What you will do: Every line must be returned precisely as it is written.

Material:
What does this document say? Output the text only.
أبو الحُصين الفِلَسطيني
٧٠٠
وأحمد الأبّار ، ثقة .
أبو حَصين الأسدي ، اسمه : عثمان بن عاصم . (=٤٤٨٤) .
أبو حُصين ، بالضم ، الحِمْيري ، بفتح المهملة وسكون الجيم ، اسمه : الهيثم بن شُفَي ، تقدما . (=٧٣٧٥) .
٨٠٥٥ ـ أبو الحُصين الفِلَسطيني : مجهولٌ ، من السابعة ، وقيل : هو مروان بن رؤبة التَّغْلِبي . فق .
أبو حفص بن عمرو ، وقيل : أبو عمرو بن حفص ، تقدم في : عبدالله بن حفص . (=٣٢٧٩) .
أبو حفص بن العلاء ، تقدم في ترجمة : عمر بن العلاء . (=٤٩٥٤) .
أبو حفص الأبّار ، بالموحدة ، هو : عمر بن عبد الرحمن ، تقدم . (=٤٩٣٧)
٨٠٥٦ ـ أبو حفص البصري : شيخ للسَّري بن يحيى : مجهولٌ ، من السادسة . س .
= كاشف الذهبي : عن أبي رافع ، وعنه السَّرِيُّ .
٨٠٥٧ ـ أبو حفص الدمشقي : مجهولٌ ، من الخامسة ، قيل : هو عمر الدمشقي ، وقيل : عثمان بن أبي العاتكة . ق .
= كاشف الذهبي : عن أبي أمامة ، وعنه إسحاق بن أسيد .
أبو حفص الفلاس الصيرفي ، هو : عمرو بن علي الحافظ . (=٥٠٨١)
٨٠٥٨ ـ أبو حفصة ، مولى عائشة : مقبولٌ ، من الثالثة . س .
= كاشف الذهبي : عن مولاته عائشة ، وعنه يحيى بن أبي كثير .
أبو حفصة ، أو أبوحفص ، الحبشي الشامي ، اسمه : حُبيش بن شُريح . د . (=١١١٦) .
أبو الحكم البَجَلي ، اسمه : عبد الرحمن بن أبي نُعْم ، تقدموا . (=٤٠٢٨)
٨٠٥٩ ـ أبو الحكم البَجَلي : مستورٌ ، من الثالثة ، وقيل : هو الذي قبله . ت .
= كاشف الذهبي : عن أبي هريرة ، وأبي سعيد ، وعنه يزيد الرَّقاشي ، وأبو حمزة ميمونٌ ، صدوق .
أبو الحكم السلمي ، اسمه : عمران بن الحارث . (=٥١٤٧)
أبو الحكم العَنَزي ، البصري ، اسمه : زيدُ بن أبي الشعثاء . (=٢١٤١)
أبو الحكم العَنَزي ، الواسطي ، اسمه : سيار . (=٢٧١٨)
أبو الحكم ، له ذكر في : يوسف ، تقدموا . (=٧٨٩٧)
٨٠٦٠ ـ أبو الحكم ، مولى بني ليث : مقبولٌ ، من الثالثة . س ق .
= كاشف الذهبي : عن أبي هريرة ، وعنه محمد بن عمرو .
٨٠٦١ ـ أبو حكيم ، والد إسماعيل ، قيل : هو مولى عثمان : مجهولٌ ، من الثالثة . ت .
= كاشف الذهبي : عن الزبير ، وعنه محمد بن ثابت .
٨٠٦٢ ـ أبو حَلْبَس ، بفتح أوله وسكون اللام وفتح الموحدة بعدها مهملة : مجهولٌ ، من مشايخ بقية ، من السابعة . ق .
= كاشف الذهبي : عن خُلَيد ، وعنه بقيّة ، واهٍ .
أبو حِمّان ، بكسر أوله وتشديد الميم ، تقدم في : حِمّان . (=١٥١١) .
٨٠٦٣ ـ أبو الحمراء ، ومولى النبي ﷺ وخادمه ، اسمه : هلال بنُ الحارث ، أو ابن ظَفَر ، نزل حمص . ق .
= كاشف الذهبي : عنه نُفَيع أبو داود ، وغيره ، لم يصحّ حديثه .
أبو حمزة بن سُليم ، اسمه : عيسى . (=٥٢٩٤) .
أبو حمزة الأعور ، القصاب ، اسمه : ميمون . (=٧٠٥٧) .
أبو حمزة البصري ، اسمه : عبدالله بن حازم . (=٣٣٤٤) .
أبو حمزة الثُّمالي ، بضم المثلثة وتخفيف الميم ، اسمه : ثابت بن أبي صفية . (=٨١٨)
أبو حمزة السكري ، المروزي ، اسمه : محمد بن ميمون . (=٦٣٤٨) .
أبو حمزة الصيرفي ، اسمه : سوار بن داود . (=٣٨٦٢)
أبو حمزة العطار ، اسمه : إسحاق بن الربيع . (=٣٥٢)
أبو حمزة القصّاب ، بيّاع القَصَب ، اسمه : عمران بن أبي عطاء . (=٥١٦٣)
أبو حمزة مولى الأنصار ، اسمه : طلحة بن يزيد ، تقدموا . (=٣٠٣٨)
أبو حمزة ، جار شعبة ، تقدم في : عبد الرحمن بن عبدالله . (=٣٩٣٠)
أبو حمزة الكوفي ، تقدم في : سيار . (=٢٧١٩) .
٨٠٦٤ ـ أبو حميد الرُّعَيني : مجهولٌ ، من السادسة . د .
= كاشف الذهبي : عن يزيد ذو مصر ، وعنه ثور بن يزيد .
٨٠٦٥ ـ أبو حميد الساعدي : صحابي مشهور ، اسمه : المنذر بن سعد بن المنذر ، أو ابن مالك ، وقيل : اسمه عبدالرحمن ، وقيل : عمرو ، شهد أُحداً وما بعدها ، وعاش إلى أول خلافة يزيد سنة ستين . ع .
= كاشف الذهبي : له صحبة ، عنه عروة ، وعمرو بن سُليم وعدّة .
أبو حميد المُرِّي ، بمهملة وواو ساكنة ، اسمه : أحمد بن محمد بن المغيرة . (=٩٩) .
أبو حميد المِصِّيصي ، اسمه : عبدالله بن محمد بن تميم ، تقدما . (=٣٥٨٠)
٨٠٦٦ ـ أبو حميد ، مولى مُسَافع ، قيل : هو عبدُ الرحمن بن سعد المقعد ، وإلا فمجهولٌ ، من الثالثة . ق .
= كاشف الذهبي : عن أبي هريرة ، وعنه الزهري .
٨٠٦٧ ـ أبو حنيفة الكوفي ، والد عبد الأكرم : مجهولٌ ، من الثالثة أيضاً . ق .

Full response:
What does this document say? Output the text only.
أبو الحُصين الفِلَسطيني
٧٠٠
وأحمد الأبّار ، ثقة .
أبو حَصين الأسدي ، اسمه : عثمان بن عاصم . (=٤٤٨٤) .
أبو حُصين ، بالضم ، الحِمْيري ، بفتح المهملة وسكون الجيم ، اسمه : الهيثم بن شُفَي ، تقدما . (=٧٣٧٥) .
٨٠٥٥ ـ أبو الحُصين الفِلَسطيني : مجهولٌ ، من السابعة ، وقيل : هو مروان بن رؤبة التَّغْلِبي . فق .
أبو حفص بن عمرو ، وقيل : أبو عمرو بن حفص ، تقدم في : عبدالله بن حفص . (=٣٢٧٩) .
أبو حفص بن العلاء ، تقدم في ترجمة : عمر بن العلاء . (=٤٩٥٤) .
أبو حفص الأبّار ، بالموحدة ، هو : عمر بن عبد الرحمن ، تقدم . (=٤٩٣٧)
٨٠٥٦ ـ أبو حفص البصري : شيخ للسَّري بن يحيى : مجهولٌ ، من السادسة . س .
= كاشف الذهبي : عن أبي رافع ، وعنه السَّرِيُّ .
٨٠٥٧ ـ أبو حفص الدمشقي : مجهولٌ ، من الخامسة ، قيل : هو عمر الدمشقي ، وقيل : عثمان بن أبي العاتكة . ق .
= كاشف الذهبي : عن أبي أمامة ، وعنه إسحاق بن أسيد .
أبو حفص الفلاس الصيرفي ، هو : عمرو بن علي الحافظ . (=٥٠٨١)
٨٠٥٨ ـ أبو حفصة ، مولى عائشة : مقبولٌ ، من الثالثة . س .
= كاشف الذهبي : عن مولاته عائشة ، وعنه يحيى بن أبي كثير .
أبو حفصة ، أو أبوحفص ، الحبشي الشامي ، اسمه : حُبيش بن شُريح . د . (=١١١٦) .
أبو الحكم البَجَلي ، اسمه : عبد الرحمن بن أبي نُعْم ، تقدموا . (=٤٠٢٨)
٨٠٥٩ ـ أبو الحكم البَجَلي : مستورٌ ، من الثالثة ، وقيل : هو الذي قبله . ت .
= كاشف الذهبي : عن أبي هريرة ، وأبي سعيد ، وعنه يزيد الرَّقاشي ، وأبو حمزة ميمونٌ ، صدوق .
أبو الحكم السلمي ، اسمه : عمران بن الحارث . (=٥١٤٧)
أبو الحكم العَنَزي ، البصري ، اسمه : زيدُ بن أبي الشعثاء . (=٢١٤١)
أبو الحكم العَنَزي ، الواسطي ، اسمه : سيار . (=٢٧١٨)
أبو الحكم ، له ذكر في : يوسف ، تقدموا . (=٧٨٩٧)
٨٠٦٠ ـ أبو الحكم ، مولى بني ليث : مقبولٌ ، من الثالثة . س ق .
= كاشف الذهبي : عن أبي هريرة ، وعنه محمد بن عمرو .
٨٠٦١ ـ أبو حكيم ، والد إسماعيل ، قيل : هو مولى عثمان : مجهولٌ ، من الثالثة . ت .
= كاشف الذهبي : عن الزبير ، وعنه محمد بن ثابت .
٨٠٦٢ ـ أبو حَلْبَس ، بفتح أوله وسكون اللام وفتح الموحدة بعدها مهملة : مجهولٌ ، من مشايخ بقية ، من السابعة . ق .
= كاشف الذهبي : عن خُلَيد ، وعنه بقيّة ، واهٍ .
أبو حِمّان ، بكسر أوله وتشديد الميم ، تقدم في : حِمّان . (=١٥١١) .
٨٠٦٣ ـ أبو الحمراء ، ومولى النبي ﷺ وخادمه ، اسمه : هلال بنُ الحارث ، أو ابن ظَفَر ، نزل حمص . ق .
= كاشف الذهبي : عنه نُفَيع أبو داود ، وغيره ، لم يصحّ حديثه .
أبو حمزة بن سُليم ، اسمه : عيسى . (=٥٢٩٤) .
أبو حمزة الأعور ، القصاب ، اسمه : ميمون . (=٧٠٥٧) .
أبو حمزة البصري ، اسمه : عبدالله بن حازم . (=٣٣٤٤) .
أبو حمزة الثُّمالي ، بضم المثلثة وتخفيف الميم ، اسمه : ثابت بن أبي صفية . (=٨١٨)
أبو حمزة السكري ، المروزي ، اسمه : محمد بن ميمون . (=٦٣٤٨) .
أبو حمزة الصيرفي ، اسمه : سوار بن داود . (=٣٨٦٢)
أبو حمزة العطار ، اسمه : إسحاق بن الربيع . (=٣٥٢)
أبو حمزة القصّاب ، بيّاع القَصَب ، اسمه : عمران بن أبي عطاء . (=٥١٦٣)
أبو حمزة مولى الأنصار ، اسمه : طلحة بن يزيد ، تقدموا . (=٣٠٣٨)
أبو حمزة ، جار شعبة ، تقدم في : عبد الرحمن بن عبدالله . (=٣٩٣٠)
أبو حمزة الكوفي ، تقدم في : سيار . (=٢٧١٩) .
٨٠٦٤ ـ أبو حميد الرُّعَيني : مجهولٌ ، من السادسة . د .
= كاشف الذهبي : عن يزيد ذو مصر ، وعنه ثور بن يزيد .
٨٠٦٥ ـ أبو حميد الساعدي : صحابي مشهور ، اسمه : المنذر بن سعد بن المنذر ، أو ابن مالك ، وقيل : اسمه عبدالرحمن ، وقيل : عمرو ، شهد أُحداً وما بعدها ، وعاش إلى أول خلافة يزيد سنة ستين . ع .
= كاشف الذهبي : له صحبة ، عنه عروة ، وعمرو بن سُليم وعدّة .
أبو حميد المُرِّي ، بمهملة وواو ساكنة ، اسمه : أحمد بن محمد بن المغيرة . (=٩٩) .
أبو حميد المِصِّيصي ، اسمه : عبدالله بن محمد بن تميم ، تقدما . (=٣٥٨٠)
٨٠٦٦ ـ أبو حميد ، مولى مُسَافع ، قيل : هو عبدُ الرحمن بن سعد المقعد ، وإلا فمجهولٌ ، من الثالثة . ق .
= كاشف الذهبي : عن أبي هريرة ، وعنه الزهري .
٨٠٦٧ ـ أبو حنيفة الكوفي ، والد عبد الأكرم : مجهولٌ ، من الثالثة أيضاً . ق .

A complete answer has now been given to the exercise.